◆ Records supplied:
>>>>>
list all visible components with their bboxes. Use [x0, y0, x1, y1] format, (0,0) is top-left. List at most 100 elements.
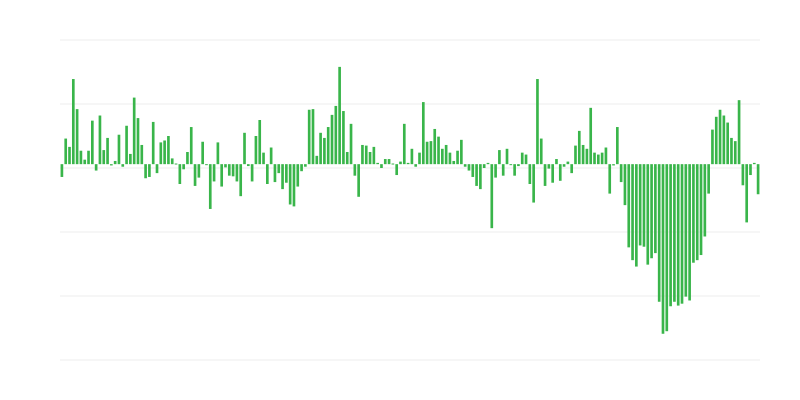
bar — [349, 123, 353, 165]
bar — [642, 164, 646, 247]
bar — [113, 160, 117, 165]
bar — [460, 139, 463, 165]
bar — [699, 164, 703, 256]
bar — [737, 100, 741, 165]
bar — [418, 152, 421, 165]
bar — [623, 164, 627, 206]
bar — [224, 164, 227, 168]
bar — [581, 144, 585, 165]
bar — [307, 109, 311, 165]
bar — [323, 137, 326, 165]
bar — [391, 163, 395, 165]
bar — [501, 164, 505, 176]
bar — [745, 164, 749, 223]
bar — [151, 121, 155, 165]
bar — [357, 164, 360, 197]
bar — [676, 164, 680, 306]
bar — [148, 164, 151, 177]
bar — [189, 127, 193, 165]
bar — [684, 164, 688, 297]
bar — [433, 128, 437, 165]
bar — [304, 164, 307, 167]
bar — [494, 164, 497, 178]
bar — [707, 164, 710, 194]
bar — [144, 164, 147, 179]
bar — [197, 164, 201, 178]
bar — [543, 164, 547, 186]
bar — [604, 147, 608, 165]
bar — [520, 152, 524, 165]
bar — [577, 130, 581, 165]
bar — [528, 164, 532, 184]
bar — [235, 164, 239, 182]
bar — [364, 145, 368, 165]
bar — [406, 162, 410, 165]
bar — [315, 155, 319, 165]
bar — [243, 132, 246, 165]
bar — [524, 154, 528, 165]
bar — [608, 164, 612, 194]
bar — [752, 162, 756, 165]
bar — [372, 146, 376, 165]
bar — [619, 164, 623, 183]
bar — [425, 141, 429, 165]
bar — [395, 164, 399, 176]
bar — [205, 164, 208, 166]
bar — [288, 164, 292, 205]
bars — [60, 66, 760, 334]
bar — [654, 164, 657, 254]
bar — [212, 164, 216, 182]
bar — [596, 154, 600, 165]
bar — [227, 164, 231, 176]
bar — [574, 145, 577, 165]
bar — [722, 115, 726, 165]
bar — [132, 97, 136, 165]
bar — [414, 164, 418, 167]
bar — [741, 164, 745, 186]
bar — [342, 111, 345, 165]
bar — [631, 164, 634, 261]
bar — [254, 136, 258, 165]
bar — [208, 164, 212, 209]
bar — [486, 162, 490, 165]
bar — [353, 164, 357, 176]
bar — [410, 148, 414, 165]
bar — [680, 164, 684, 304]
bar — [566, 161, 570, 165]
bar — [532, 164, 535, 203]
bar — [490, 164, 494, 229]
bar — [692, 164, 695, 263]
bar — [330, 114, 334, 165]
bar — [593, 152, 596, 165]
bar — [661, 164, 665, 334]
bar — [387, 159, 391, 165]
bar — [170, 158, 174, 165]
bar — [102, 150, 106, 165]
bar — [68, 146, 71, 165]
bar — [421, 102, 425, 165]
bar — [94, 164, 98, 171]
bar — [319, 132, 322, 165]
bar — [79, 150, 83, 165]
bar — [718, 109, 722, 165]
bar — [380, 164, 383, 168]
bar — [110, 164, 113, 166]
bar — [726, 122, 729, 165]
bar — [345, 152, 349, 165]
bar — [539, 138, 543, 165]
bar — [368, 152, 372, 165]
bar — [296, 164, 300, 187]
bar — [155, 164, 159, 174]
bar — [749, 164, 752, 176]
bar — [201, 141, 204, 165]
bar — [361, 144, 364, 165]
bar — [646, 164, 650, 265]
bar — [547, 164, 551, 169]
bar — [383, 159, 387, 165]
bar — [83, 159, 87, 165]
bar — [714, 116, 718, 165]
bar — [482, 164, 486, 168]
bar — [711, 129, 714, 165]
bar — [159, 142, 163, 165]
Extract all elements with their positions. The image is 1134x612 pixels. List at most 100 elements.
<<<<<
Rewrite the listing with "bboxes" changed to "bounding boxes" and every other line left as it is. Leave the pictures out.

◆ Final result:
list all visible components with their bounding boxes. Use [x0, y0, x1, y1] format, (0,0) is top-left. List at most 100 elements.
bar — [349, 123, 353, 165]
bar — [642, 164, 646, 247]
bar — [113, 160, 117, 165]
bar — [460, 139, 463, 165]
bar — [699, 164, 703, 256]
bar — [737, 100, 741, 165]
bar — [418, 152, 421, 165]
bar — [623, 164, 627, 206]
bar — [224, 164, 227, 168]
bar — [581, 144, 585, 165]
bar — [307, 109, 311, 165]
bar — [323, 137, 326, 165]
bar — [391, 163, 395, 165]
bar — [501, 164, 505, 176]
bar — [745, 164, 749, 223]
bar — [151, 121, 155, 165]
bar — [357, 164, 360, 197]
bar — [676, 164, 680, 306]
bar — [148, 164, 151, 177]
bar — [189, 127, 193, 165]
bar — [684, 164, 688, 297]
bar — [433, 128, 437, 165]
bar — [304, 164, 307, 167]
bar — [494, 164, 497, 178]
bar — [707, 164, 710, 194]
bar — [144, 164, 147, 179]
bar — [197, 164, 201, 178]
bar — [543, 164, 547, 186]
bar — [604, 147, 608, 165]
bar — [520, 152, 524, 165]
bar — [577, 130, 581, 165]
bar — [528, 164, 532, 184]
bar — [235, 164, 239, 182]
bar — [364, 145, 368, 165]
bar — [406, 162, 410, 165]
bar — [315, 155, 319, 165]
bar — [243, 132, 246, 165]
bar — [524, 154, 528, 165]
bar — [608, 164, 612, 194]
bar — [752, 162, 756, 165]
bar — [372, 146, 376, 165]
bar — [619, 164, 623, 183]
bar — [425, 141, 429, 165]
bar — [395, 164, 399, 176]
bar — [205, 164, 208, 166]
bar — [288, 164, 292, 205]
bars — [60, 66, 760, 334]
bar — [654, 164, 657, 254]
bar — [212, 164, 216, 182]
bar — [596, 154, 600, 165]
bar — [227, 164, 231, 176]
bar — [574, 145, 577, 165]
bar — [722, 115, 726, 165]
bar — [132, 97, 136, 165]
bar — [414, 164, 418, 167]
bar — [741, 164, 745, 186]
bar — [342, 111, 345, 165]
bar — [631, 164, 634, 261]
bar — [254, 136, 258, 165]
bar — [208, 164, 212, 209]
bar — [486, 162, 490, 165]
bar — [353, 164, 357, 176]
bar — [410, 148, 414, 165]
bar — [680, 164, 684, 304]
bar — [566, 161, 570, 165]
bar — [532, 164, 535, 203]
bar — [490, 164, 494, 229]
bar — [692, 164, 695, 263]
bar — [330, 114, 334, 165]
bar — [593, 152, 596, 165]
bar — [661, 164, 665, 334]
bar — [387, 159, 391, 165]
bar — [170, 158, 174, 165]
bar — [102, 150, 106, 165]
bar — [68, 146, 71, 165]
bar — [421, 102, 425, 165]
bar — [94, 164, 98, 171]
bar — [319, 132, 322, 165]
bar — [79, 150, 83, 165]
bar — [718, 109, 722, 165]
bar — [380, 164, 383, 168]
bar — [110, 164, 113, 166]
bar — [726, 122, 729, 165]
bar — [345, 152, 349, 165]
bar — [539, 138, 543, 165]
bar — [368, 152, 372, 165]
bar — [296, 164, 300, 187]
bar — [155, 164, 159, 174]
bar — [749, 164, 752, 176]
bar — [201, 141, 204, 165]
bar — [361, 144, 364, 165]
bar — [646, 164, 650, 265]
bar — [547, 164, 551, 169]
bar — [383, 159, 387, 165]
bar — [83, 159, 87, 165]
bar — [714, 116, 718, 165]
bar — [482, 164, 486, 168]
bar — [711, 129, 714, 165]
bar — [159, 142, 163, 165]
Extract all elements with their positions. The image is 1134x612 pixels. List at most 100 elements.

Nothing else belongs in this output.